-- Start INPUT --
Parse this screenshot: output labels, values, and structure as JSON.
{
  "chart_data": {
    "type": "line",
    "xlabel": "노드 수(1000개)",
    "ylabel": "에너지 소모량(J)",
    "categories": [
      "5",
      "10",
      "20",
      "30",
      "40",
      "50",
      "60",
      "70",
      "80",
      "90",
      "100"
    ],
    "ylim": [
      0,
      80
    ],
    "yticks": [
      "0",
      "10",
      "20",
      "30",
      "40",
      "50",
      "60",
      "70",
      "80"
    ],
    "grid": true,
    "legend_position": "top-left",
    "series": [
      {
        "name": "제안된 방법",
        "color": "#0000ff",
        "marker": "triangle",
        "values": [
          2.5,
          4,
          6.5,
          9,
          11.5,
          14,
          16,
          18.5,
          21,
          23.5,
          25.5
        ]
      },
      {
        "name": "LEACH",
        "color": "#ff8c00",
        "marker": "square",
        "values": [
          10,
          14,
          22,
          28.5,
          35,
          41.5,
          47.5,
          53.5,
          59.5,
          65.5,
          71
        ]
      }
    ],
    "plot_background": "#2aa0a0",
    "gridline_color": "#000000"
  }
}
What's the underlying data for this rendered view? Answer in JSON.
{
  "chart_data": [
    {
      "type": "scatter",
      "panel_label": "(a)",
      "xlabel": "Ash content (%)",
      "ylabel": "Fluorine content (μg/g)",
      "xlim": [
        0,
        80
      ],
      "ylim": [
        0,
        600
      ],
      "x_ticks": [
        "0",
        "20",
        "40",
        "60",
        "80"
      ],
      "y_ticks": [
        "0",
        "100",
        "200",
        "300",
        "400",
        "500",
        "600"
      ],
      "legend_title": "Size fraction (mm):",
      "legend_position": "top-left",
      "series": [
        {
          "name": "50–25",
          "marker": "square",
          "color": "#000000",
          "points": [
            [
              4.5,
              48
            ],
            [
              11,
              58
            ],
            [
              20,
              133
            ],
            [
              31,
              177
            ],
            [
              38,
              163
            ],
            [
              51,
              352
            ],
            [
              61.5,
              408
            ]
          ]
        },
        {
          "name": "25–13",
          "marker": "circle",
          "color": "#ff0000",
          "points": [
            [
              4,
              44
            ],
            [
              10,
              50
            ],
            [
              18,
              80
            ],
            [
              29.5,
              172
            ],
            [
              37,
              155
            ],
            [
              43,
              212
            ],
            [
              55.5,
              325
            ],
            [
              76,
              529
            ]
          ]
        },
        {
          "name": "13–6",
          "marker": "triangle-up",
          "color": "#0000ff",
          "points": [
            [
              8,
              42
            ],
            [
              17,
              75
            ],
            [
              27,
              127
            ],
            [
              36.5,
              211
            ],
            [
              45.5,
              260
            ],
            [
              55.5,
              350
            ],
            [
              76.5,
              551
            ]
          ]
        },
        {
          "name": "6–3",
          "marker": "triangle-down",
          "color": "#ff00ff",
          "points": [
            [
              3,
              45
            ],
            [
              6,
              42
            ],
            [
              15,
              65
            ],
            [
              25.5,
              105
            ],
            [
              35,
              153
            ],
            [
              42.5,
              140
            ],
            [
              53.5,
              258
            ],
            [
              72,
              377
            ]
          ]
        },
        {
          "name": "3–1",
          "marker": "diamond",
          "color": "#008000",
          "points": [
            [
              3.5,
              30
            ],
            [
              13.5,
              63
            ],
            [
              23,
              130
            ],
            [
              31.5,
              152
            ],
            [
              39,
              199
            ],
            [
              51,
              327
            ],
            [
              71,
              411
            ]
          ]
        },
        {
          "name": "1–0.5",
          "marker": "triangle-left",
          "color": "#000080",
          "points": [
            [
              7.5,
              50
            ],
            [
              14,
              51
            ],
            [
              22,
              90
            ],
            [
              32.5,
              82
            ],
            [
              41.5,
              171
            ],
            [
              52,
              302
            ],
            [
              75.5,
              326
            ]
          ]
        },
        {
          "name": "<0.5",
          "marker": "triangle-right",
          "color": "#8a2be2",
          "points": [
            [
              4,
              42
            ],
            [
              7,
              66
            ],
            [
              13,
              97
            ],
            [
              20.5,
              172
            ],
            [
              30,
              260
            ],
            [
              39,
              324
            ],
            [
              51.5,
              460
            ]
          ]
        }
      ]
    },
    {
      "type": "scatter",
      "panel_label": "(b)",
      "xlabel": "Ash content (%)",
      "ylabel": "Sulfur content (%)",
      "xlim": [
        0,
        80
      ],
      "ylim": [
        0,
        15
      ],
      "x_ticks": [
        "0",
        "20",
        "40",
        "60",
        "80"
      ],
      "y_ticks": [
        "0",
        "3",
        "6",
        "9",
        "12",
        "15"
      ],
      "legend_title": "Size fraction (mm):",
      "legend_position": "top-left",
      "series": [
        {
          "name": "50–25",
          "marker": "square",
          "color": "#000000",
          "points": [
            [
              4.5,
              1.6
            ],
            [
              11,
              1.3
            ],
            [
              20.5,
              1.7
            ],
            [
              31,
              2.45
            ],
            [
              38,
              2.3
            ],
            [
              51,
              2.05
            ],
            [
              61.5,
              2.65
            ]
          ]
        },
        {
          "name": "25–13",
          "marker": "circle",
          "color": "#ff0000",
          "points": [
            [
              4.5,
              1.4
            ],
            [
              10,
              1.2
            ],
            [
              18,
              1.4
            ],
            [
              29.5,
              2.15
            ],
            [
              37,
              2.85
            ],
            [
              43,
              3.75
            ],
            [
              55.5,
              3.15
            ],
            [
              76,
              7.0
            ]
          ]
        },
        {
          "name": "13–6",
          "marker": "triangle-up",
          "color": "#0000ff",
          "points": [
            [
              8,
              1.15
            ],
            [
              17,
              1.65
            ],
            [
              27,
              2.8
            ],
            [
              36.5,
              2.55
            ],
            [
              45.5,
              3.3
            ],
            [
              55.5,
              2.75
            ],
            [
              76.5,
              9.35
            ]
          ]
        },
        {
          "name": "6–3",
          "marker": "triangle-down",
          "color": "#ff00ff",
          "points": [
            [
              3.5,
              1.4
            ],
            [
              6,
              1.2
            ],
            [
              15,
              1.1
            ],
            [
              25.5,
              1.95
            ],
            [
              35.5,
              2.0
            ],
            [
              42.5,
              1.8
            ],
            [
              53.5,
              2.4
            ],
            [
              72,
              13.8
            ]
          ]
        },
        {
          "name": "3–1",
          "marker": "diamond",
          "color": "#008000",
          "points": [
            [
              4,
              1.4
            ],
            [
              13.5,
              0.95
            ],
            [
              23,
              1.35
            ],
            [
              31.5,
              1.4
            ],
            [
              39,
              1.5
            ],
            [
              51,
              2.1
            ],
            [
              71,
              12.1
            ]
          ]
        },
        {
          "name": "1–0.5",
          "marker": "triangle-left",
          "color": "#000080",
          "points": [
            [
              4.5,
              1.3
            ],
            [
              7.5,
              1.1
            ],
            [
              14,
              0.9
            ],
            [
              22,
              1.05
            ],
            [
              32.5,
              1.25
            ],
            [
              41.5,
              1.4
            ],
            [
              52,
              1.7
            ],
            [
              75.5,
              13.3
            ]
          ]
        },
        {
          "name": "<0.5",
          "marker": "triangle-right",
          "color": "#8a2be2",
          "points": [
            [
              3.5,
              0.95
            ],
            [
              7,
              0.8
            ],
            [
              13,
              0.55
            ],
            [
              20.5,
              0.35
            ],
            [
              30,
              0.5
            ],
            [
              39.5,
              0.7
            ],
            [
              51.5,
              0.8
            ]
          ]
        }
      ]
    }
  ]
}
-- End INPUT --
WRITTEN PROBLEM → Return the listing above word for word.

WRITTEN ANSWER →
Parse this screenshot: output labels, values, and structure as JSON.
{
  "chart_data": {
    "type": "line",
    "xlabel": "노드 수(1000개)",
    "ylabel": "에너지 소모량(J)",
    "categories": [
      "5",
      "10",
      "20",
      "30",
      "40",
      "50",
      "60",
      "70",
      "80",
      "90",
      "100"
    ],
    "ylim": [
      0,
      80
    ],
    "yticks": [
      "0",
      "10",
      "20",
      "30",
      "40",
      "50",
      "60",
      "70",
      "80"
    ],
    "grid": true,
    "legend_position": "top-left",
    "series": [
      {
        "name": "제안된 방법",
        "color": "#0000ff",
        "marker": "triangle",
        "values": [
          2.5,
          4,
          6.5,
          9,
          11.5,
          14,
          16,
          18.5,
          21,
          23.5,
          25.5
        ]
      },
      {
        "name": "LEACH",
        "color": "#ff8c00",
        "marker": "square",
        "values": [
          10,
          14,
          22,
          28.5,
          35,
          41.5,
          47.5,
          53.5,
          59.5,
          65.5,
          71
        ]
      }
    ],
    "plot_background": "#2aa0a0",
    "gridline_color": "#000000"
  }
}
What's the underlying data for this rendered view? Answer in JSON.
{
  "chart_data": [
    {
      "type": "scatter",
      "panel_label": "(a)",
      "xlabel": "Ash content (%)",
      "ylabel": "Fluorine content (μg/g)",
      "xlim": [
        0,
        80
      ],
      "ylim": [
        0,
        600
      ],
      "x_ticks": [
        "0",
        "20",
        "40",
        "60",
        "80"
      ],
      "y_ticks": [
        "0",
        "100",
        "200",
        "300",
        "400",
        "500",
        "600"
      ],
      "legend_title": "Size fraction (mm):",
      "legend_position": "top-left",
      "series": [
        {
          "name": "50–25",
          "marker": "square",
          "color": "#000000",
          "points": [
            [
              4.5,
              48
            ],
            [
              11,
              58
            ],
            [
              20,
              133
            ],
            [
              31,
              177
            ],
            [
              38,
              163
            ],
            [
              51,
              352
            ],
            [
              61.5,
              408
            ]
          ]
        },
        {
          "name": "25–13",
          "marker": "circle",
          "color": "#ff0000",
          "points": [
            [
              4,
              44
            ],
            [
              10,
              50
            ],
            [
              18,
              80
            ],
            [
              29.5,
              172
            ],
            [
              37,
              155
            ],
            [
              43,
              212
            ],
            [
              55.5,
              325
            ],
            [
              76,
              529
            ]
          ]
        },
        {
          "name": "13–6",
          "marker": "triangle-up",
          "color": "#0000ff",
          "points": [
            [
              8,
              42
            ],
            [
              17,
              75
            ],
            [
              27,
              127
            ],
            [
              36.5,
              211
            ],
            [
              45.5,
              260
            ],
            [
              55.5,
              350
            ],
            [
              76.5,
              551
            ]
          ]
        },
        {
          "name": "6–3",
          "marker": "triangle-down",
          "color": "#ff00ff",
          "points": [
            [
              3,
              45
            ],
            [
              6,
              42
            ],
            [
              15,
              65
            ],
            [
              25.5,
              105
            ],
            [
              35,
              153
            ],
            [
              42.5,
              140
            ],
            [
              53.5,
              258
            ],
            [
              72,
              377
            ]
          ]
        },
        {
          "name": "3–1",
          "marker": "diamond",
          "color": "#008000",
          "points": [
            [
              3.5,
              30
            ],
            [
              13.5,
              63
            ],
            [
              23,
              130
            ],
            [
              31.5,
              152
            ],
            [
              39,
              199
            ],
            [
              51,
              327
            ],
            [
              71,
              411
            ]
          ]
        },
        {
          "name": "1–0.5",
          "marker": "triangle-left",
          "color": "#000080",
          "points": [
            [
              7.5,
              50
            ],
            [
              14,
              51
            ],
            [
              22,
              90
            ],
            [
              32.5,
              82
            ],
            [
              41.5,
              171
            ],
            [
              52,
              302
            ],
            [
              75.5,
              326
            ]
          ]
        },
        {
          "name": "<0.5",
          "marker": "triangle-right",
          "color": "#8a2be2",
          "points": [
            [
              4,
              42
            ],
            [
              7,
              66
            ],
            [
              13,
              97
            ],
            [
              20.5,
              172
            ],
            [
              30,
              260
            ],
            [
              39,
              324
            ],
            [
              51.5,
              460
            ]
          ]
        }
      ]
    },
    {
      "type": "scatter",
      "panel_label": "(b)",
      "xlabel": "Ash content (%)",
      "ylabel": "Sulfur content (%)",
      "xlim": [
        0,
        80
      ],
      "ylim": [
        0,
        15
      ],
      "x_ticks": [
        "0",
        "20",
        "40",
        "60",
        "80"
      ],
      "y_ticks": [
        "0",
        "3",
        "6",
        "9",
        "12",
        "15"
      ],
      "legend_title": "Size fraction (mm):",
      "legend_position": "top-left",
      "series": [
        {
          "name": "50–25",
          "marker": "square",
          "color": "#000000",
          "points": [
            [
              4.5,
              1.6
            ],
            [
              11,
              1.3
            ],
            [
              20.5,
              1.7
            ],
            [
              31,
              2.45
            ],
            [
              38,
              2.3
            ],
            [
              51,
              2.05
            ],
            [
              61.5,
              2.65
            ]
          ]
        },
        {
          "name": "25–13",
          "marker": "circle",
          "color": "#ff0000",
          "points": [
            [
              4.5,
              1.4
            ],
            [
              10,
              1.2
            ],
            [
              18,
              1.4
            ],
            [
              29.5,
              2.15
            ],
            [
              37,
              2.85
            ],
            [
              43,
              3.75
            ],
            [
              55.5,
              3.15
            ],
            [
              76,
              7.0
            ]
          ]
        },
        {
          "name": "13–6",
          "marker": "triangle-up",
          "color": "#0000ff",
          "points": [
            [
              8,
              1.15
            ],
            [
              17,
              1.65
            ],
            [
              27,
              2.8
            ],
            [
              36.5,
              2.55
            ],
            [
              45.5,
              3.3
            ],
            [
              55.5,
              2.75
            ],
            [
              76.5,
              9.35
            ]
          ]
        },
        {
          "name": "6–3",
          "marker": "triangle-down",
          "color": "#ff00ff",
          "points": [
            [
              3.5,
              1.4
            ],
            [
              6,
              1.2
            ],
            [
              15,
              1.1
            ],
            [
              25.5,
              1.95
            ],
            [
              35.5,
              2.0
            ],
            [
              42.5,
              1.8
            ],
            [
              53.5,
              2.4
            ],
            [
              72,
              13.8
            ]
          ]
        },
        {
          "name": "3–1",
          "marker": "diamond",
          "color": "#008000",
          "points": [
            [
              4,
              1.4
            ],
            [
              13.5,
              0.95
            ],
            [
              23,
              1.35
            ],
            [
              31.5,
              1.4
            ],
            [
              39,
              1.5
            ],
            [
              51,
              2.1
            ],
            [
              71,
              12.1
            ]
          ]
        },
        {
          "name": "1–0.5",
          "marker": "triangle-left",
          "color": "#000080",
          "points": [
            [
              4.5,
              1.3
            ],
            [
              7.5,
              1.1
            ],
            [
              14,
              0.9
            ],
            [
              22,
              1.05
            ],
            [
              32.5,
              1.25
            ],
            [
              41.5,
              1.4
            ],
            [
              52,
              1.7
            ],
            [
              75.5,
              13.3
            ]
          ]
        },
        {
          "name": "<0.5",
          "marker": "triangle-right",
          "color": "#8a2be2",
          "points": [
            [
              3.5,
              0.95
            ],
            [
              7,
              0.8
            ],
            [
              13,
              0.55
            ],
            [
              20.5,
              0.35
            ],
            [
              30,
              0.5
            ],
            [
              39.5,
              0.7
            ],
            [
              51.5,
              0.8
            ]
          ]
        }
      ]
    }
  ]
}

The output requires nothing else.